### [Available data]
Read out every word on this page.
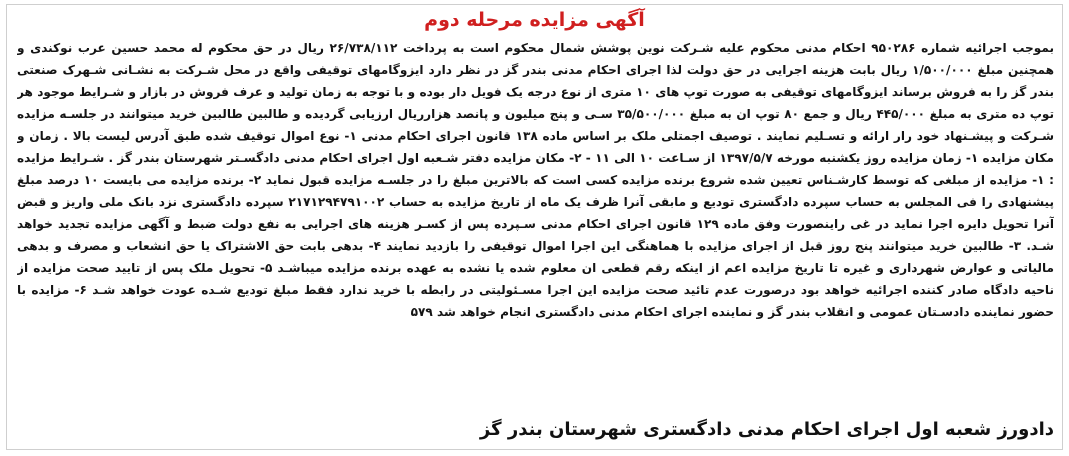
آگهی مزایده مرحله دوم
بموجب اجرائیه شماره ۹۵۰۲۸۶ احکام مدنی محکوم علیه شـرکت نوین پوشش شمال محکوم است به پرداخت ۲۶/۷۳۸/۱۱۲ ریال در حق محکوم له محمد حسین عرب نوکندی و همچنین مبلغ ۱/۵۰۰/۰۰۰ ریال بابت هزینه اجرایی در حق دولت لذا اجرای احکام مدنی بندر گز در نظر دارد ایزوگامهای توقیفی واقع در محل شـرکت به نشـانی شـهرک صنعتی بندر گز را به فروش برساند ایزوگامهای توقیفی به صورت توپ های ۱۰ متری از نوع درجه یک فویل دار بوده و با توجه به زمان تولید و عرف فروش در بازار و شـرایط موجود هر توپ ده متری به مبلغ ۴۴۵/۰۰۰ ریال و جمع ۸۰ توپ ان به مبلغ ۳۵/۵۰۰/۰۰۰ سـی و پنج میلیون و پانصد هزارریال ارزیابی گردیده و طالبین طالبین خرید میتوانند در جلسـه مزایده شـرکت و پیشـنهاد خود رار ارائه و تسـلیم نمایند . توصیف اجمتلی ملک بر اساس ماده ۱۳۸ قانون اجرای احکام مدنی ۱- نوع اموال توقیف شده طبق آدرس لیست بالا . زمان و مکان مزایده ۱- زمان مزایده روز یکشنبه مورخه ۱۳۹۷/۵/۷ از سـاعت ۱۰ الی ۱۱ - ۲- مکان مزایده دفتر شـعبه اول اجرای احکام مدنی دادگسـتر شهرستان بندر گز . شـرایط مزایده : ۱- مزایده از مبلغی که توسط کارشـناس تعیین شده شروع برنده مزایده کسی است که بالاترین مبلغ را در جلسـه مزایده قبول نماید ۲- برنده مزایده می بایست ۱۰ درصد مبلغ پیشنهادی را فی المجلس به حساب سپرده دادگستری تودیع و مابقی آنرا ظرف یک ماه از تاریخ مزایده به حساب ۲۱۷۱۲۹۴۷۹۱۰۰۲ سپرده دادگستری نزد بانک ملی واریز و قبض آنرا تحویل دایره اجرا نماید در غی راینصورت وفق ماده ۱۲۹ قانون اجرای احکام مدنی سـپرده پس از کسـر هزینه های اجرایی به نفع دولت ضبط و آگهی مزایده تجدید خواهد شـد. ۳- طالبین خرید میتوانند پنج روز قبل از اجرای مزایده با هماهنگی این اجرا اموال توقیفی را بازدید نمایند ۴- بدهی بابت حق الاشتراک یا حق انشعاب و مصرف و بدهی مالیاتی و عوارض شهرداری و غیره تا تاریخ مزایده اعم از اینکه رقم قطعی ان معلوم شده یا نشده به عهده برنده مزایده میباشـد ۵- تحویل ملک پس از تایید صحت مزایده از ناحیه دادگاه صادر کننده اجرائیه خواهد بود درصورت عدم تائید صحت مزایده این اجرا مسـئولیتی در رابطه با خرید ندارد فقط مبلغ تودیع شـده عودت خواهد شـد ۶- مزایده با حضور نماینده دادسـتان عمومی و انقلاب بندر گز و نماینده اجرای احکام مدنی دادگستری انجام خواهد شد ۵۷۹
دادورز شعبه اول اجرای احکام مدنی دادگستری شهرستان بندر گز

--

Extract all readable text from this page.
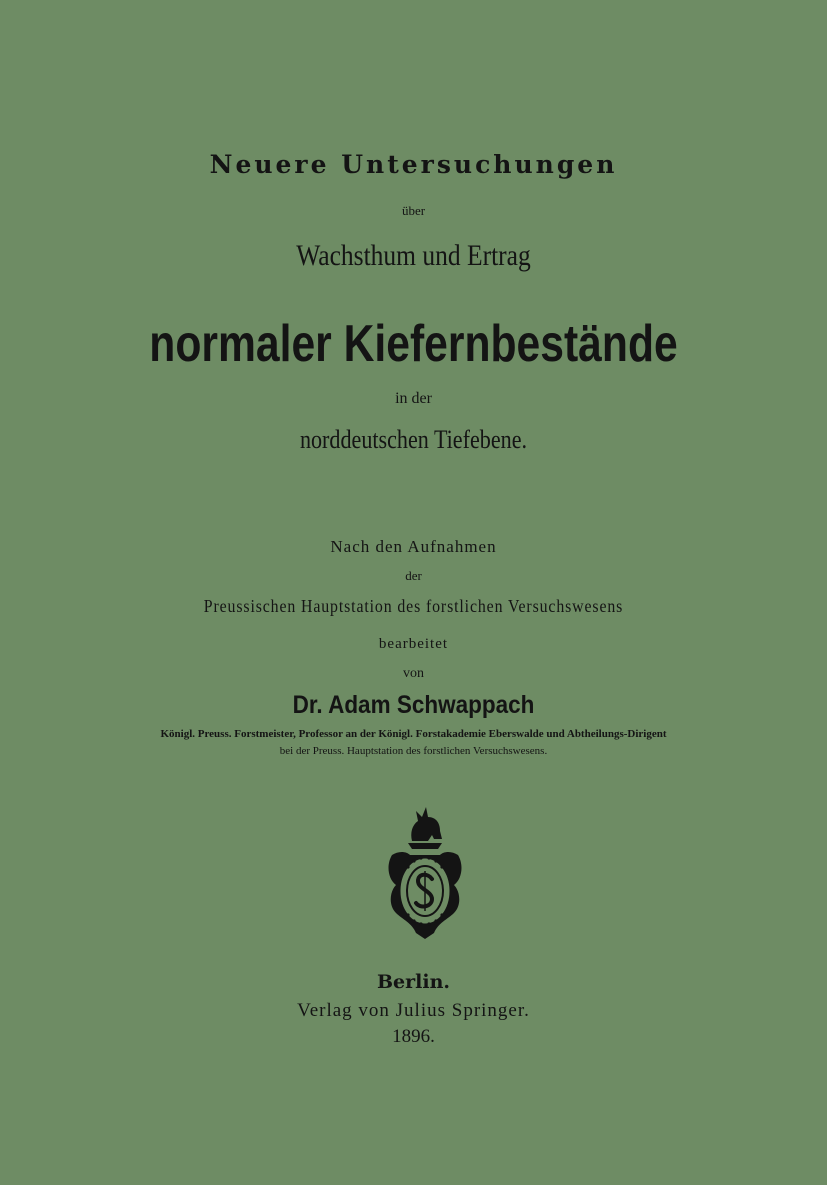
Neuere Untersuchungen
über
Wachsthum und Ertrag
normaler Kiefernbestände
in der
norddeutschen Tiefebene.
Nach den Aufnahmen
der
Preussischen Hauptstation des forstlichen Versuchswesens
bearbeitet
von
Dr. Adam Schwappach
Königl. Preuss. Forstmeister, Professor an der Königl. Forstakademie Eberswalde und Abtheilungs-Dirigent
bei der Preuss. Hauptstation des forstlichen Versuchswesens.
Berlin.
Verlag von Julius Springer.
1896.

### [Task details]
Work out the number of lines above that include the string "this" and write only that number.

### [Task response]
2